Tally the lines containing "Santa" and report the number alone.
-------------------------
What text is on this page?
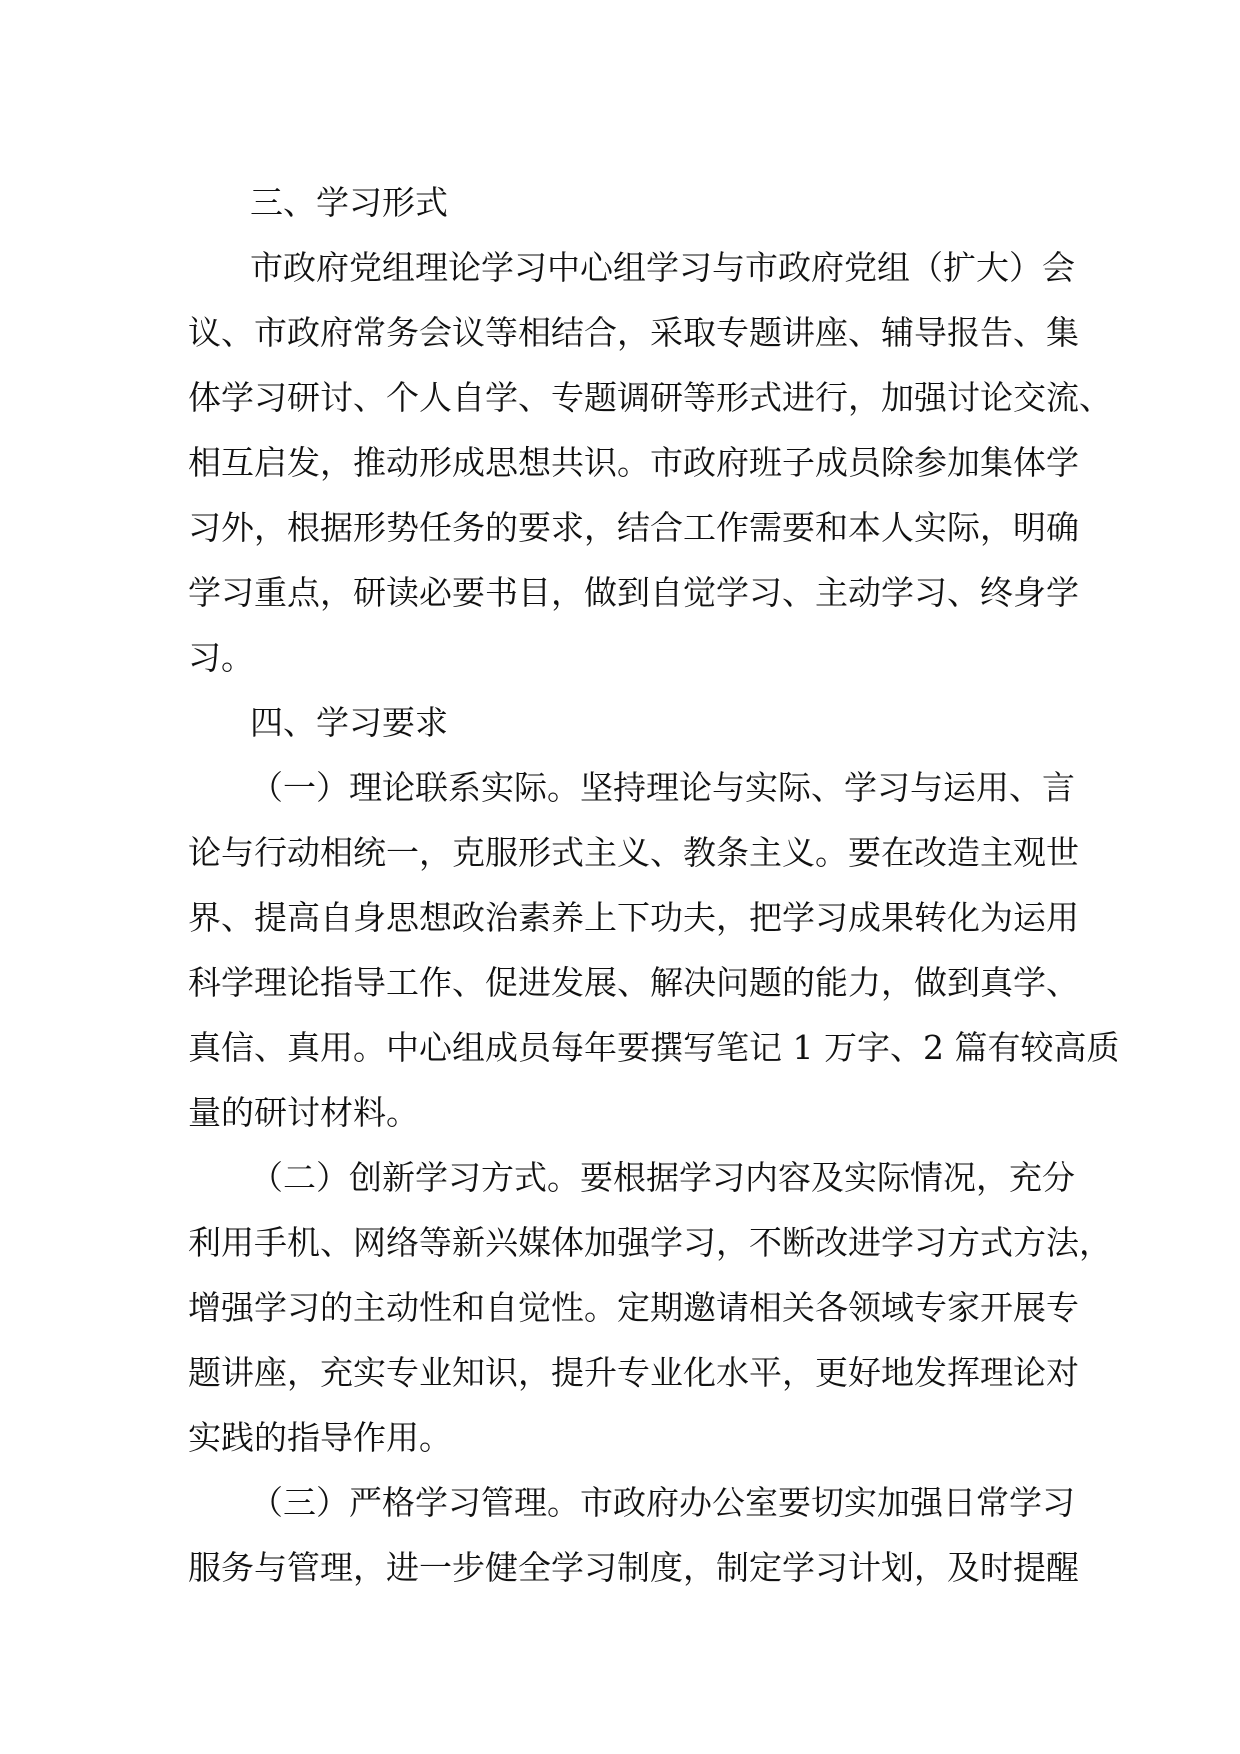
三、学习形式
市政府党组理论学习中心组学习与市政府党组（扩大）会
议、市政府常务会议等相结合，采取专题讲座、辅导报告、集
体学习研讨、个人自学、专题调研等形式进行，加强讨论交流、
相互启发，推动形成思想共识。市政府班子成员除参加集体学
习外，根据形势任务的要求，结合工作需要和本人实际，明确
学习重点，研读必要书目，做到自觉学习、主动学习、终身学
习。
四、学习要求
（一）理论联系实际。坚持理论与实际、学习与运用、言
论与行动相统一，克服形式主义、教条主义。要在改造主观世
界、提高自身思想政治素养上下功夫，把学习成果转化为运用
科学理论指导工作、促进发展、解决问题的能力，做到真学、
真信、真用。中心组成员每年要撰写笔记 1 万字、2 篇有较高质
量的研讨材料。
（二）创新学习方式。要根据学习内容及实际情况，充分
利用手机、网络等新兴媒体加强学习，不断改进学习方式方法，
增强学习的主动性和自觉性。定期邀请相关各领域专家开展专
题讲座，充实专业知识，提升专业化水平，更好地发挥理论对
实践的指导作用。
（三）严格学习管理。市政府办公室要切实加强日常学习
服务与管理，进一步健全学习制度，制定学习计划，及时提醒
-------------------------
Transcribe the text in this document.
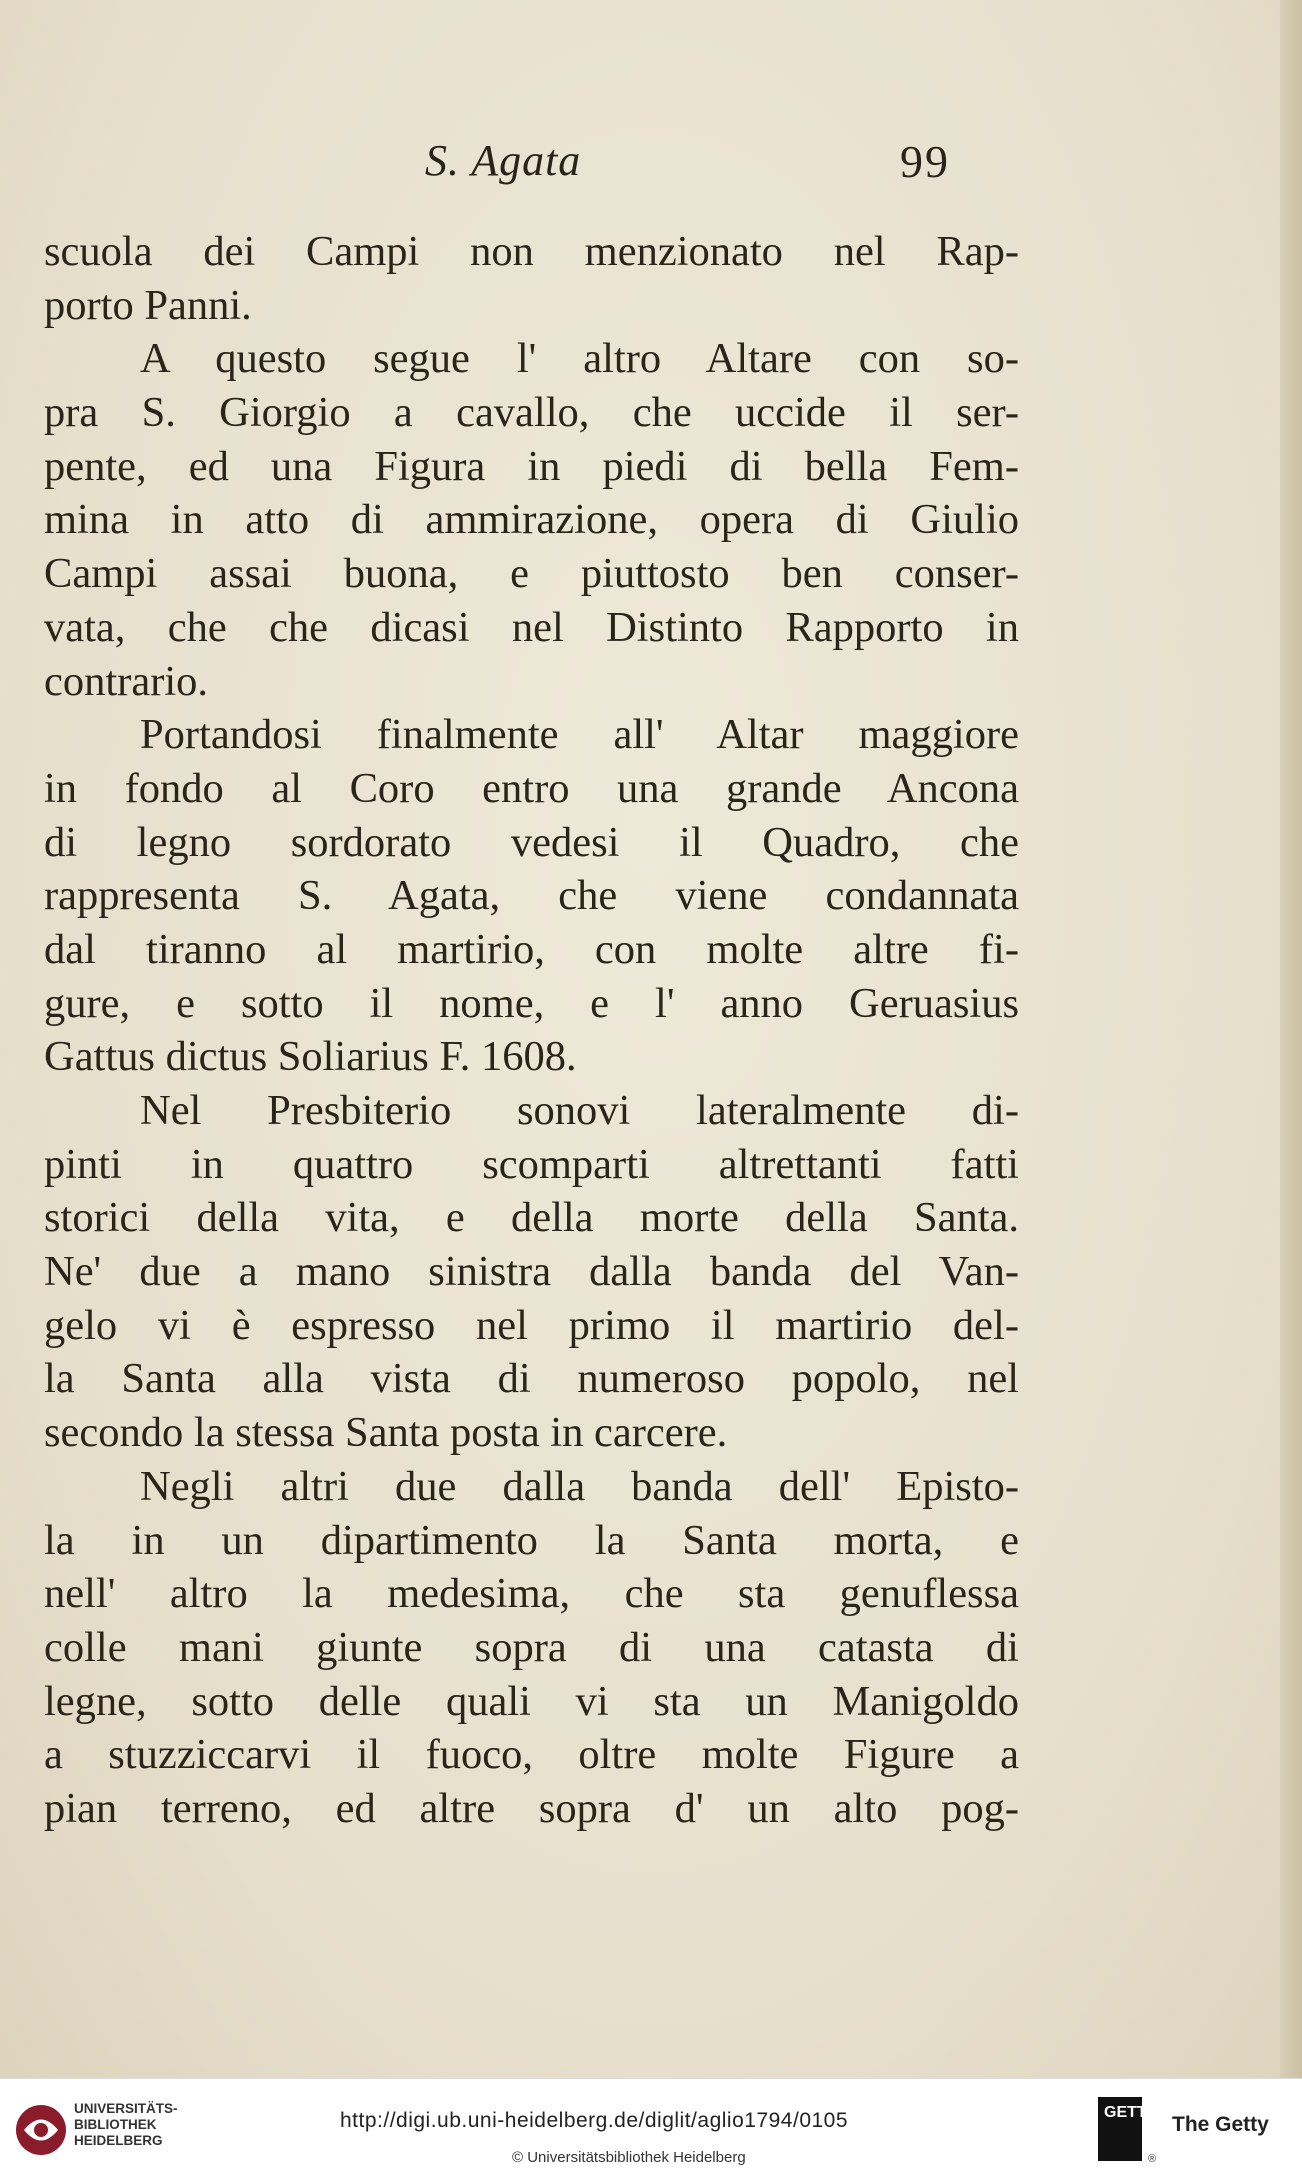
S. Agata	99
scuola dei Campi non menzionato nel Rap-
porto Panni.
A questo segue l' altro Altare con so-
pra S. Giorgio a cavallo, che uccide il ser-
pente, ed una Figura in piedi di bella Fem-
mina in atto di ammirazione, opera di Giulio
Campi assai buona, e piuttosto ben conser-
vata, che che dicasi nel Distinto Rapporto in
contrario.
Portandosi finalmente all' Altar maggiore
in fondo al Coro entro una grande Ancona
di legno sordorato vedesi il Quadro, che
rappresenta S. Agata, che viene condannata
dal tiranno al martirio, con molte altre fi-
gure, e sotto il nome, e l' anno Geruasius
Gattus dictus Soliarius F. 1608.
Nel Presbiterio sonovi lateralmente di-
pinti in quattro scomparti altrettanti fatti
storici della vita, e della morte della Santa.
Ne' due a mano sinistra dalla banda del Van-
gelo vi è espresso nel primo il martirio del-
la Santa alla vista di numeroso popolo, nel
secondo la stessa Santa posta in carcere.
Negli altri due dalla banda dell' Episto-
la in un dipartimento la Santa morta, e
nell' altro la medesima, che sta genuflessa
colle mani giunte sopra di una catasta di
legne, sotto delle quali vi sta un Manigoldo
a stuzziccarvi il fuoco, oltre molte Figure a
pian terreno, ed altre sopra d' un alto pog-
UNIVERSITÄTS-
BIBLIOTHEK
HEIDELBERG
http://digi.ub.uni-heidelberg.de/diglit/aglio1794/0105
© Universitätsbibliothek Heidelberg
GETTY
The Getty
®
-------------------------
Written response :: 4